** BEGIN **
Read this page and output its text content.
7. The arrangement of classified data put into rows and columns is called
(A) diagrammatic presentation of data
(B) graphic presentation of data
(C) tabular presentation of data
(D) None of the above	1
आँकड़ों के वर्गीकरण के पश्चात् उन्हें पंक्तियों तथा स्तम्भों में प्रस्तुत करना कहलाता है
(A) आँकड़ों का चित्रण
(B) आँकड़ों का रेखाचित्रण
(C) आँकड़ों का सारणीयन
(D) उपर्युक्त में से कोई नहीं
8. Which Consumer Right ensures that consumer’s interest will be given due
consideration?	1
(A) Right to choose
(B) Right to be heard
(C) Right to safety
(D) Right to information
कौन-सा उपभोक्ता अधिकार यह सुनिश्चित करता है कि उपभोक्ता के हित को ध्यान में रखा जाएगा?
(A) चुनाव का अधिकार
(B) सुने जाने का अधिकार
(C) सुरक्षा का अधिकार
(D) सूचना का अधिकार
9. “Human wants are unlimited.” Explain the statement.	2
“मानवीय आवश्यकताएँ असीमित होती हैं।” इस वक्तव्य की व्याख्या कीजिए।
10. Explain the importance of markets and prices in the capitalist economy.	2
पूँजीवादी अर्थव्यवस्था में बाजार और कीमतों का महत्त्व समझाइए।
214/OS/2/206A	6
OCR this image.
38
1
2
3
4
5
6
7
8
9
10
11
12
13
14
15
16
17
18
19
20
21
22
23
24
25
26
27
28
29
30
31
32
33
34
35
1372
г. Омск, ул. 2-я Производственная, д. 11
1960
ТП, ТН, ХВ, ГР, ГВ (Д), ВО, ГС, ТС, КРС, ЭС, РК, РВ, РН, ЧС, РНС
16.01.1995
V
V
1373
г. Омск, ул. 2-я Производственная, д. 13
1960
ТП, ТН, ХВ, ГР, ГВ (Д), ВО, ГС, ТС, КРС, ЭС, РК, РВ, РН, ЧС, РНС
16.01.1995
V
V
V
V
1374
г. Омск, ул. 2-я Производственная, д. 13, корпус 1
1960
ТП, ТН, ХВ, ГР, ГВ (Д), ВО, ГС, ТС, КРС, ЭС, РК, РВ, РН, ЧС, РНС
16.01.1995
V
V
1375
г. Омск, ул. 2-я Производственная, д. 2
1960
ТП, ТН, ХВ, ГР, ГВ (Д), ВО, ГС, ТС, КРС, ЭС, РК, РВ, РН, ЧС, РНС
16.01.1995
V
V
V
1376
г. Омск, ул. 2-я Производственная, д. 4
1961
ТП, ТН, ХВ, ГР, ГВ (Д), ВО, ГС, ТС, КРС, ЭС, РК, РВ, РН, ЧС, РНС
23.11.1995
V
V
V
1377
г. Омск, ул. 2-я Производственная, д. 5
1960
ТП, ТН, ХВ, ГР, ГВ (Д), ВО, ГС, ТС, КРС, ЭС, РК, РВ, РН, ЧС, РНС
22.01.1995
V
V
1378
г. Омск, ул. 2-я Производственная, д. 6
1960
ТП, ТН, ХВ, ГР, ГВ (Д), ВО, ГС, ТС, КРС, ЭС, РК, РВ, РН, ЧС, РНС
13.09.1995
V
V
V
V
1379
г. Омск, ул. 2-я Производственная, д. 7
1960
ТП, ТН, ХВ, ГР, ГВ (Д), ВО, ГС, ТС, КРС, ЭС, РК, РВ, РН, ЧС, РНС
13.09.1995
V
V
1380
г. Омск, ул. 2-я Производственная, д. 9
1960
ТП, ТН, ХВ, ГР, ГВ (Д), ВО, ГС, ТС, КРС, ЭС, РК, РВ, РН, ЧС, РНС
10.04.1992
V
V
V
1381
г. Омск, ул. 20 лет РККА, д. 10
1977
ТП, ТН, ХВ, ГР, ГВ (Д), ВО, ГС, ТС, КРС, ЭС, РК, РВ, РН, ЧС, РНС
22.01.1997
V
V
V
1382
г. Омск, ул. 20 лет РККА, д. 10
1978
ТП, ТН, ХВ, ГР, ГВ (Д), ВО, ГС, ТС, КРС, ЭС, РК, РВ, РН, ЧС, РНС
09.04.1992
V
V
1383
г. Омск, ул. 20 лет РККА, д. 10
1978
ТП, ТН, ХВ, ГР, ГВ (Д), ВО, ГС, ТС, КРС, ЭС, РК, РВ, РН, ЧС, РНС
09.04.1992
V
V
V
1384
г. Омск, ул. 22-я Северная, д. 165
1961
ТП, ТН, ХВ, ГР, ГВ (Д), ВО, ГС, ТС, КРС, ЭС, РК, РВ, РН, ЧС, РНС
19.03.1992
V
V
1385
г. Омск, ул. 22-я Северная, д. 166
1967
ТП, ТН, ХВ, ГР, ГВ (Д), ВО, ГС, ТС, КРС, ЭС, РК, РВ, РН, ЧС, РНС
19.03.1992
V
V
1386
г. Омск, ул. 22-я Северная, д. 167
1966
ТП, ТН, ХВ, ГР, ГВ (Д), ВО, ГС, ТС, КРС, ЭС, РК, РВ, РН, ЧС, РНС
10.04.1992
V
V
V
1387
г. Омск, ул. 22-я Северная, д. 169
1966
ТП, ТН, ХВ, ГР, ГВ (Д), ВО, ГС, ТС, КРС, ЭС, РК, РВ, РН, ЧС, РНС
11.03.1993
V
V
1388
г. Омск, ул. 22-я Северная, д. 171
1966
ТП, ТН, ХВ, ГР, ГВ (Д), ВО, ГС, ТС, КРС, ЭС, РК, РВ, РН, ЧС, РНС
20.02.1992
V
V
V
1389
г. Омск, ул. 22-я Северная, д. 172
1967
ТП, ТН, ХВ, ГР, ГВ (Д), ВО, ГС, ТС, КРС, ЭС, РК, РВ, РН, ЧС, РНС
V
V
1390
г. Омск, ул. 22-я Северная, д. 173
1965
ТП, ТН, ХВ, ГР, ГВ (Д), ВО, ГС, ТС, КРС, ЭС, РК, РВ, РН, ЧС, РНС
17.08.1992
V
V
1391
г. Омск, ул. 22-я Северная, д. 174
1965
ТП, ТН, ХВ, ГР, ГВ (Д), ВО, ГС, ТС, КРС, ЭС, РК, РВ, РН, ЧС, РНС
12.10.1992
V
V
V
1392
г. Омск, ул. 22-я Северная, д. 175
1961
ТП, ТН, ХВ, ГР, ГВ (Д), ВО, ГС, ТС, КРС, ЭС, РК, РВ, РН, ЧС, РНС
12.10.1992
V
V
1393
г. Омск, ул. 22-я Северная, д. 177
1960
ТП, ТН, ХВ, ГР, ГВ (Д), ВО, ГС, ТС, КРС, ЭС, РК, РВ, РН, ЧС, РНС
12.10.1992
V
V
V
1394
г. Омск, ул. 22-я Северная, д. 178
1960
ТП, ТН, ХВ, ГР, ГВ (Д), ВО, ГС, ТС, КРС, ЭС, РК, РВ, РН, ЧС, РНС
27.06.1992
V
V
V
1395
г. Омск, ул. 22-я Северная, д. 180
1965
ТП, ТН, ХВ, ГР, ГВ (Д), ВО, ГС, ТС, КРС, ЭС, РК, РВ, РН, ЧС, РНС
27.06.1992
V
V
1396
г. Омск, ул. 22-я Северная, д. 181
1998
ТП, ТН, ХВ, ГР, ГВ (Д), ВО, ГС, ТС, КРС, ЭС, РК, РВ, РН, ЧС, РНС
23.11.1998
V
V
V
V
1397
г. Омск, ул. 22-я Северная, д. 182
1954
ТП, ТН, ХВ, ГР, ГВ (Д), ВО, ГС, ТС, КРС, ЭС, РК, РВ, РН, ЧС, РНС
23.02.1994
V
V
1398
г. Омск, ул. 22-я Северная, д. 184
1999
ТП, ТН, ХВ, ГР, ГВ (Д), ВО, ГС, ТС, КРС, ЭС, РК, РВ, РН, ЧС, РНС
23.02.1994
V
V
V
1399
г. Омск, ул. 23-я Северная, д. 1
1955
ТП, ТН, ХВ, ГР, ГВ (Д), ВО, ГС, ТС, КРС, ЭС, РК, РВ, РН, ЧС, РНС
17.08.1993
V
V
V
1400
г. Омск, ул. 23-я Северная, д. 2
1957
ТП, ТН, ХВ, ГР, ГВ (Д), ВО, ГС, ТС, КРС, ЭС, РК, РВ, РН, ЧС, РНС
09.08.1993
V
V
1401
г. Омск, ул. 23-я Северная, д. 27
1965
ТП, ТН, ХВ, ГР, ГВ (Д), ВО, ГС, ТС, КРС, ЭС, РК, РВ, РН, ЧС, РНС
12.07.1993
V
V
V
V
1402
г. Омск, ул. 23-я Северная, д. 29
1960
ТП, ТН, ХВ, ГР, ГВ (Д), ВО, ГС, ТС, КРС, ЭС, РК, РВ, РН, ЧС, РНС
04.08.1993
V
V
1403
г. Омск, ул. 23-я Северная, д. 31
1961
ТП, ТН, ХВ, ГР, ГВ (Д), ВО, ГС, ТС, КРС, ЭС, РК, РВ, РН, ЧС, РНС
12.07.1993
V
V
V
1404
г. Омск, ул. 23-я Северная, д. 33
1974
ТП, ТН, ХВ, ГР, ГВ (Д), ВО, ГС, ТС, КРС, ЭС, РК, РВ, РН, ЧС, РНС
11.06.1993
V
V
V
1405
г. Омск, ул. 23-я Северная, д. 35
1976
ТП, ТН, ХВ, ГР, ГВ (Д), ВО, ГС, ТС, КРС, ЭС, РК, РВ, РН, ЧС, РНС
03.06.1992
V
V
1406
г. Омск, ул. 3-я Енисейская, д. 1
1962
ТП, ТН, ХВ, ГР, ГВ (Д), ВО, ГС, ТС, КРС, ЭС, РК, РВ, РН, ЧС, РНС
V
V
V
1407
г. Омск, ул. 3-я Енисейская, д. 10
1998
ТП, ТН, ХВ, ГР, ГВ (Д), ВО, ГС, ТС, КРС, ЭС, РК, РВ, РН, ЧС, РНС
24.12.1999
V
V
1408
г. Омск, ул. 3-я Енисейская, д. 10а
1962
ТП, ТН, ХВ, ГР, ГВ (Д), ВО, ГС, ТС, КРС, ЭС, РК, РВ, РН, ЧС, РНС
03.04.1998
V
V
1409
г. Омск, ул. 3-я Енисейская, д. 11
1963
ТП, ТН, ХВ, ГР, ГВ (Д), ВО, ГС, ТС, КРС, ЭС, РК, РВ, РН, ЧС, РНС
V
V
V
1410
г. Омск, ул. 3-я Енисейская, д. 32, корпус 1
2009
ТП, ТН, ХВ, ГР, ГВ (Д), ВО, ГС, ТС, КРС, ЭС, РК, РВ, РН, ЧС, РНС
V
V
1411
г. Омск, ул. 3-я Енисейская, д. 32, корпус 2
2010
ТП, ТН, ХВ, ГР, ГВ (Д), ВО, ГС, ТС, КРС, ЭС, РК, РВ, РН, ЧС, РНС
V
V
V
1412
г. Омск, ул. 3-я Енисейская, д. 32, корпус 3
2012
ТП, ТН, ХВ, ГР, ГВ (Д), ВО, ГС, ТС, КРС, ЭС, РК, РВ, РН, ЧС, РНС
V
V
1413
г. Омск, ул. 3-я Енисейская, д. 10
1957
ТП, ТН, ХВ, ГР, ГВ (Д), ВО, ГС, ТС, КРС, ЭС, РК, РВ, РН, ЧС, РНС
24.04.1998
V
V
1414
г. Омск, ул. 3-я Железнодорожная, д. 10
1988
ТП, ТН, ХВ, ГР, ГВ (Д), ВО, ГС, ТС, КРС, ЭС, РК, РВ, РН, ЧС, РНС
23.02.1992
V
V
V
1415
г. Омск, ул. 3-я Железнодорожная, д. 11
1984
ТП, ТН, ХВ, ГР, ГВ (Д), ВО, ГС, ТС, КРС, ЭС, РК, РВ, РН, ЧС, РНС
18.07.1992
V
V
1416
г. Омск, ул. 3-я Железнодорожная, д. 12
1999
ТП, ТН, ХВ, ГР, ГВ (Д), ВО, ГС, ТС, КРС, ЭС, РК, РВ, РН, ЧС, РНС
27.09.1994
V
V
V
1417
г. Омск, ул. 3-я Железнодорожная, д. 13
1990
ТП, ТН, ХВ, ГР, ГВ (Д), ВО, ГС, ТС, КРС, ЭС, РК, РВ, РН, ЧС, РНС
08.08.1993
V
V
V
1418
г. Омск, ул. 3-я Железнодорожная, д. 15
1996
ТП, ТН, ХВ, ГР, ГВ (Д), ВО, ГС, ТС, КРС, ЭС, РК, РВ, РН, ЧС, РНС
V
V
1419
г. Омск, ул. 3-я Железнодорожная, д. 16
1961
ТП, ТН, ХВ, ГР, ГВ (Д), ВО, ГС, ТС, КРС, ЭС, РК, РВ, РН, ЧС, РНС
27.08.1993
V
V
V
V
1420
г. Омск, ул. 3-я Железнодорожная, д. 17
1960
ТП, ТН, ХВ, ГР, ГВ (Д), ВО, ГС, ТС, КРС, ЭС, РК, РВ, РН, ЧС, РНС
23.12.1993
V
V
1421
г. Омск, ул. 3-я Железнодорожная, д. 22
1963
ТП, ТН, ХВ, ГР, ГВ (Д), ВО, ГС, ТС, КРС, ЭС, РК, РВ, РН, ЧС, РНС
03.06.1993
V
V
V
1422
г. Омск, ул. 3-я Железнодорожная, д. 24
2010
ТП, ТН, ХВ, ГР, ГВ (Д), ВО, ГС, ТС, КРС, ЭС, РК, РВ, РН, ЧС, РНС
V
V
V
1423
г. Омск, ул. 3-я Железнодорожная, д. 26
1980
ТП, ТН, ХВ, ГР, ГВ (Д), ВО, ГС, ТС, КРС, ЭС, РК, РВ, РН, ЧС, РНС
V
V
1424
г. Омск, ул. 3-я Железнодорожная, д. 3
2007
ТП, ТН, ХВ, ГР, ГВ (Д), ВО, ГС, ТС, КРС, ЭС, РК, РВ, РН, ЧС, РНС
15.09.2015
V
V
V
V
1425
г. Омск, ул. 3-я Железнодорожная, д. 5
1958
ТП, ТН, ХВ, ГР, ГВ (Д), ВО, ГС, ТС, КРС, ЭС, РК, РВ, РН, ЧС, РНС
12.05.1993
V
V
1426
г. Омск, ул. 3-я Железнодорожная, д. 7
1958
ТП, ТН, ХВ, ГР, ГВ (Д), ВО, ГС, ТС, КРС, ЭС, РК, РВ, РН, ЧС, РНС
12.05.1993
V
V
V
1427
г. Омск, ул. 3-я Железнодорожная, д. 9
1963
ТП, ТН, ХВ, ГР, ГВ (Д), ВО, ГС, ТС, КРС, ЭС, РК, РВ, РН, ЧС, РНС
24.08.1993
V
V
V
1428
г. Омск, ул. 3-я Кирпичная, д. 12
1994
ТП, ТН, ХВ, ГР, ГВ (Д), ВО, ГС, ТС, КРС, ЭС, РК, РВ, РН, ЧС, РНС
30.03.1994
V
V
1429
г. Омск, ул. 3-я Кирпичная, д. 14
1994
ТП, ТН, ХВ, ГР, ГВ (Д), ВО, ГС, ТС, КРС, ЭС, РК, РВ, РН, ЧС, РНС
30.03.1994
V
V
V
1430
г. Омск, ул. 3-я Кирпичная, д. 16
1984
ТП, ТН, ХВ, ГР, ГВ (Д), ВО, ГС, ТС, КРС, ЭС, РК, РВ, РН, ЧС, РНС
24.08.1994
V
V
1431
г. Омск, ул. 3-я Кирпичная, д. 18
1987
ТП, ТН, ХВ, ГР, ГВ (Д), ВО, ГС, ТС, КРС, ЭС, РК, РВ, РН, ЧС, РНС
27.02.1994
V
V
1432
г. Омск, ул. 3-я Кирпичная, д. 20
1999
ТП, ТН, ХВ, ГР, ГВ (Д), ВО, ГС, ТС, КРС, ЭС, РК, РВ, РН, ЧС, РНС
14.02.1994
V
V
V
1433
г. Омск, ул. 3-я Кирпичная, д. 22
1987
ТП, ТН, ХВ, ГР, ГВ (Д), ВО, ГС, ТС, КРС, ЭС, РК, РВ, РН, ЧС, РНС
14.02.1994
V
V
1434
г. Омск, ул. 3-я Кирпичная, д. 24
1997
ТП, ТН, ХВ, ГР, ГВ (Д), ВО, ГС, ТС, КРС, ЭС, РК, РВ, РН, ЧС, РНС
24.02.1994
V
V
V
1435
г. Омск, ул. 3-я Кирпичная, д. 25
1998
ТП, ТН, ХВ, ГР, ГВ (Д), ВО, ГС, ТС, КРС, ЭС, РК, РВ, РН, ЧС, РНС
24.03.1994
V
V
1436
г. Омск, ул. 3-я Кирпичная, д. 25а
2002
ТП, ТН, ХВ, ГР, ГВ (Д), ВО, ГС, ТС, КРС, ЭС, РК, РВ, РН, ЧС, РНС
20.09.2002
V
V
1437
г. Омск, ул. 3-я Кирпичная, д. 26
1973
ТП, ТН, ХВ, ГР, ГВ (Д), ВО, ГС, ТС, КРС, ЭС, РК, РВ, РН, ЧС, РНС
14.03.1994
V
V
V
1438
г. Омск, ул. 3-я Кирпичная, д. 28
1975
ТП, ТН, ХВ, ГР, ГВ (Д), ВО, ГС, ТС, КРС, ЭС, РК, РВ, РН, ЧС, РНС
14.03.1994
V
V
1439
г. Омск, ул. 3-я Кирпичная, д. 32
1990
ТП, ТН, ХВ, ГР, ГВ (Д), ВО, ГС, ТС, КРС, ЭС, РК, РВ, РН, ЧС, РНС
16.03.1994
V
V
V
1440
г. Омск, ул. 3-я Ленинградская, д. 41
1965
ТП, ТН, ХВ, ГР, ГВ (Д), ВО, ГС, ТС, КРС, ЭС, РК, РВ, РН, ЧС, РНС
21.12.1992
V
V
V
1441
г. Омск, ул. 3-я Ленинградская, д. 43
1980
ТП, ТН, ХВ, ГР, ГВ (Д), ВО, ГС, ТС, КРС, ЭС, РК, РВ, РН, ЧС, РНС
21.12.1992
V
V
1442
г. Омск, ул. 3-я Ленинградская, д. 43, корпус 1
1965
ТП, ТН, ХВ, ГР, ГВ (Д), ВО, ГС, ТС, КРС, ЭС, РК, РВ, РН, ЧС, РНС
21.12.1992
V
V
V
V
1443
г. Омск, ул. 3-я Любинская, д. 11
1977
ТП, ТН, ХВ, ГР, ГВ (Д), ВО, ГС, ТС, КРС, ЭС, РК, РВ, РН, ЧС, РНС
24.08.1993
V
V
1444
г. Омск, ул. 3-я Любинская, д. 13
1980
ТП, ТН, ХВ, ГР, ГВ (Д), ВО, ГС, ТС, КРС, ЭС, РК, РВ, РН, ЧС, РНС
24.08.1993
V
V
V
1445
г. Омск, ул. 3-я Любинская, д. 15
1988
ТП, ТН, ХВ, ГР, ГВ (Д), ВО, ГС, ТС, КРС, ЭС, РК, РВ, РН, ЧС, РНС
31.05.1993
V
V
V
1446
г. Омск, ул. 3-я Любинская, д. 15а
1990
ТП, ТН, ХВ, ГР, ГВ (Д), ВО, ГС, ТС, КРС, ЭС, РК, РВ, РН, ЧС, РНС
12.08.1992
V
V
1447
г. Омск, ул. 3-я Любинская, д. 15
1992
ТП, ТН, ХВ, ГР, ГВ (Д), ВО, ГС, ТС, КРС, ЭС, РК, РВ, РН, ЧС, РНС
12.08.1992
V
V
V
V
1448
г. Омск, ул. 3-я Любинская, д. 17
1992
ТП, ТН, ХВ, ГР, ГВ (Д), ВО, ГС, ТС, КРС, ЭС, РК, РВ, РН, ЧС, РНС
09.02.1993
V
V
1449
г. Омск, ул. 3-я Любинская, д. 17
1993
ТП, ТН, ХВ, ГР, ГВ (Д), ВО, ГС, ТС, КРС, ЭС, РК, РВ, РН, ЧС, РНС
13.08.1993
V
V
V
** END **
- PROBLEM DETAILS: Copy out each line that contains the word "Енисейская".

- SOLUTION TO THE EXERCISE:
г. Омск, ул. 3-я Енисейская, д. 1
г. Омск, ул. 3-я Енисейская, д. 10
г. Омск, ул. 3-я Енисейская, д. 10а
г. Омск, ул. 3-я Енисейская, д. 11
г. Омск, ул. 3-я Енисейская, д. 32, корпус 1
г. Омск, ул. 3-я Енисейская, д. 32, корпус 2
г. Омск, ул. 3-я Енисейская, д. 32, корпус 3
г. Омск, ул. 3-я Енисейская, д. 10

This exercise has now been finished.